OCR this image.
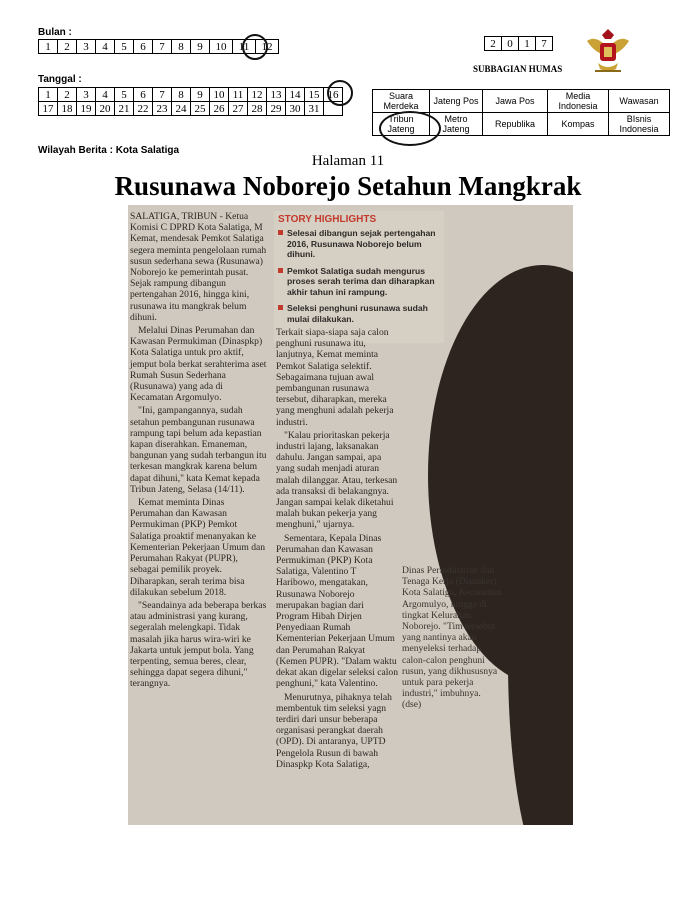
Bulan :
1	2	3	4	5	6	7	8	9	10	11	12
Tanggal :
1	2	3	4	5	6	7	8	9	10	11	12	13	14	15	16
17	18	19	20	21	22	23	24	25	26	27	28	29	30	31	
2	0	1	7
SUBBAGIAN HUMAS
Suara Merdeka	Jateng Pos	Jawa Pos	Media Indonesia	Wawasan
Tribun Jateng	Metro Jateng	Republika	Kompas	BIsnis Indonesia
Wilayah Berita : Kota Salatiga
Halaman 11
Rusunawa Noborejo Setahun Mangkrak
STORY HIGHLIGHTS
Selesai dibangun sejak pertengahan 2016, Rusunawa Noborejo belum dihuni.
Pemkot Salatiga sudah mengurus proses serah terima dan diharapkan akhir tahun ini rampung.
Seleksi penghuni rusunawa sudah mulai dilakukan.

SALATIGA, TRIBUN - Ketua Komisi C DPRD Kota Salatiga, M Kemat, mendesak Pemkot Salatiga segera meminta pengelolaan rumah susun sederhana sewa (Rusunawa) Noborejo ke pemerintah pusat. Sejak rampung dibangun pertengahan 2016, hingga kini, rusunawa itu mangkrak belum dihuni.

Melalui Dinas Perumahan dan Kawasan Permukiman (Dinaspkp) Kota Salatiga untuk pro aktif, jemput bola berkat serahterima aset Rumah Susun Sederhana (Rusunawa) yang ada di Kecamatan Argomulyo.

"Ini, gampangannya, sudah setahun pembangunan rusunawa rampung tapi belum ada kepastian kapan diserahkan. Emaneman, bangunan yang sudah terbangun itu terkesan mangkrak karena belum dapat dihuni," kata Kemat kepada Tribun Jateng, Selasa (14/11).

Kemat meminta Dinas Perumahan dan Kawasan Permukiman (PKP) Pemkot Salatiga proaktif menanyakan ke Kementerian Pekerjaan Umum dan Perumahan Rakyat (PUPR), sebagai pemilik proyek. Diharapkan, serah terima bisa dilakukan sebelum 2018.

"Seandainya ada beberapa berkas atau administrasi yang kurang, segeralah melengkapi. Tidak masalah jika harus wira-wiri ke Jakarta untuk jemput bola. Yang terpenting, semua beres, clear, sehingga dapat segera dihuni," terangnya.

Terkait siapa-siapa saja calon penghuni rusunawa itu, lanjutnya, Kemat meminta Pemkot Salatiga selektif. Sebagaimana tujuan awal pembangunan rusunawa tersebut, diharapkan, mereka yang menghuni adalah pekerja industri.

"Kalau prioritaskan pekerja industri lajang, laksanakan dahulu. Jangan sampai, apa yang sudah menjadi aturan malah dilanggar. Atau, terkesan ada transaksi di belakangnya. Jangan sampai kelak diketahui malah bukan pekerja yang menghuni," ujarnya.

Sementara, Kepala Dinas Perumahan dan Kawasan Permukiman (PKP) Kota Salatiga, Valentino T Haribowo, mengatakan, Rusunawa Noborejo merupakan bagian dari Program Hibah Dirjen Penyediaan Rumah Kementerian Pekerjaan Umum dan Perumahan Rakyat (Kemen PUPR). "Dalam waktu dekat akan digelar seleksi calon penghuni," kata Valentino.

Menurutnya, pihaknya telah membentuk tim seleksi yagn terdiri dari unsur beberapa organisasi perangkat daerah (OPD). Di antaranya, UPTD Pengelola Rusun di bawah Dinaspkp Kota Salatiga,

Dinas Perindustrian dan Tenaga Kerja (Disnaker) Kota Salatiga, Kecamatan Argomulyo, hingga di tingkat Kelurahan Noborejo. "Tim tersebut yang nantinya akan menyeleksi terhadap calon-calon penghuni rusun, yang dikhususnya untuk para pekerja industri," imbuhnya. (dse)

========================

GIVEN PROBLEM - Pictures don't belong in the copy. Restate all the entries exactly.

TASK RESPONSE -
OCR this image.
Bulan :
1	2	3	4	5	6	7	8	9	10	11	12
Tanggal :
1	2	3	4	5	6	7	8	9	10	11	12	13	14	15	16
17	18	19	20	21	22	23	24	25	26	27	28	29	30	31	
2	0	1	7
SUBBAGIAN HUMAS
Suara Merdeka	Jateng Pos	Jawa Pos	Media Indonesia	Wawasan
Tribun Jateng	Metro Jateng	Republika	Kompas	BIsnis Indonesia
Wilayah Berita : Kota Salatiga
Halaman 11
Rusunawa Noborejo Setahun Mangkrak
STORY HIGHLIGHTS
Selesai dibangun sejak pertengahan 2016, Rusunawa Noborejo belum dihuni.
Pemkot Salatiga sudah mengurus proses serah terima dan diharapkan akhir tahun ini rampung.
Seleksi penghuni rusunawa sudah mulai dilakukan.

SALATIGA, TRIBUN - Ketua Komisi C DPRD Kota Salatiga, M Kemat, mendesak Pemkot Salatiga segera meminta pengelolaan rumah susun sederhana sewa (Rusunawa) Noborejo ke pemerintah pusat. Sejak rampung dibangun pertengahan 2016, hingga kini, rusunawa itu mangkrak belum dihuni.

Melalui Dinas Perumahan dan Kawasan Permukiman (Dinaspkp) Kota Salatiga untuk pro aktif, jemput bola berkat serahterima aset Rumah Susun Sederhana (Rusunawa) yang ada di Kecamatan Argomulyo.

"Ini, gampangannya, sudah setahun pembangunan rusunawa rampung tapi belum ada kepastian kapan diserahkan. Emaneman, bangunan yang sudah terbangun itu terkesan mangkrak karena belum dapat dihuni," kata Kemat kepada Tribun Jateng, Selasa (14/11).

Kemat meminta Dinas Perumahan dan Kawasan Permukiman (PKP) Pemkot Salatiga proaktif menanyakan ke Kementerian Pekerjaan Umum dan Perumahan Rakyat (PUPR), sebagai pemilik proyek. Diharapkan, serah terima bisa dilakukan sebelum 2018.

"Seandainya ada beberapa berkas atau administrasi yang kurang, segeralah melengkapi. Tidak masalah jika harus wira-wiri ke Jakarta untuk jemput bola. Yang terpenting, semua beres, clear, sehingga dapat segera dihuni," terangnya.

Terkait siapa-siapa saja calon penghuni rusunawa itu, lanjutnya, Kemat meminta Pemkot Salatiga selektif. Sebagaimana tujuan awal pembangunan rusunawa tersebut, diharapkan, mereka yang menghuni adalah pekerja industri.

"Kalau prioritaskan pekerja industri lajang, laksanakan dahulu. Jangan sampai, apa yang sudah menjadi aturan malah dilanggar. Atau, terkesan ada transaksi di belakangnya. Jangan sampai kelak diketahui malah bukan pekerja yang menghuni," ujarnya.

Sementara, Kepala Dinas Perumahan dan Kawasan Permukiman (PKP) Kota Salatiga, Valentino T Haribowo, mengatakan, Rusunawa Noborejo merupakan bagian dari Program Hibah Dirjen Penyediaan Rumah Kementerian Pekerjaan Umum dan Perumahan Rakyat (Kemen PUPR). "Dalam waktu dekat akan digelar seleksi calon penghuni," kata Valentino.

Menurutnya, pihaknya telah membentuk tim seleksi yagn terdiri dari unsur beberapa organisasi perangkat daerah (OPD). Di antaranya, UPTD Pengelola Rusun di bawah Dinaspkp Kota Salatiga,

Dinas Perindustrian dan Tenaga Kerja (Disnaker) Kota Salatiga, Kecamatan Argomulyo, hingga di tingkat Kelurahan Noborejo. "Tim tersebut yang nantinya akan menyeleksi terhadap calon-calon penghuni rusun, yang dikhususnya untuk para pekerja industri," imbuhnya. (dse)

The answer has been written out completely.